> [Requirements]: Show all lines from the data that include the word "лицо".

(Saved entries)
──────────────────────────────
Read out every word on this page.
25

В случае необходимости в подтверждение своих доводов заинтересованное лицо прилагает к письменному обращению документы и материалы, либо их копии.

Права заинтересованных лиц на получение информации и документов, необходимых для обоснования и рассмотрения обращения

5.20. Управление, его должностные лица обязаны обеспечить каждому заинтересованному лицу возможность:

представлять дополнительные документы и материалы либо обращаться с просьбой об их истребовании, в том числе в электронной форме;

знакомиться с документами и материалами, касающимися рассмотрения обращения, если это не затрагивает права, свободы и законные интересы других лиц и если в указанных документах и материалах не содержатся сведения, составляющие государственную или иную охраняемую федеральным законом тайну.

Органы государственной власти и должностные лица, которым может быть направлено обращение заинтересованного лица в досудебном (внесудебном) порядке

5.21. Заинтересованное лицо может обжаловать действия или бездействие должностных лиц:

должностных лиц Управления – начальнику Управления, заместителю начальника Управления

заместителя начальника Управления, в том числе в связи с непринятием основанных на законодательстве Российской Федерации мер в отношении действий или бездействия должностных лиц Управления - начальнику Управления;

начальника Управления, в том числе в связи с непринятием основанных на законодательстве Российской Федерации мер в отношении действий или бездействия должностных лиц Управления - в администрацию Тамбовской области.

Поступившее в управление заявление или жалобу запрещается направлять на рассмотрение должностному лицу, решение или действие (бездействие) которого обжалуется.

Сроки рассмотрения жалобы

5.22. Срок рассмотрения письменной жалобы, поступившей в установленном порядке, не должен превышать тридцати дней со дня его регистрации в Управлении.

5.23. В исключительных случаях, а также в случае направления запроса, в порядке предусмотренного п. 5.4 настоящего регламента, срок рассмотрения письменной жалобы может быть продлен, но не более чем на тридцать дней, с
──────────────────────────────
> [Reply to the task]:
В случае необходимости в подтверждение своих доводов заинтересованное лицо прилагает к письменному обращению документы и материалы, либо их копии.
5.21. Заинтересованное лицо может обжаловать действия или бездействие должностных лиц:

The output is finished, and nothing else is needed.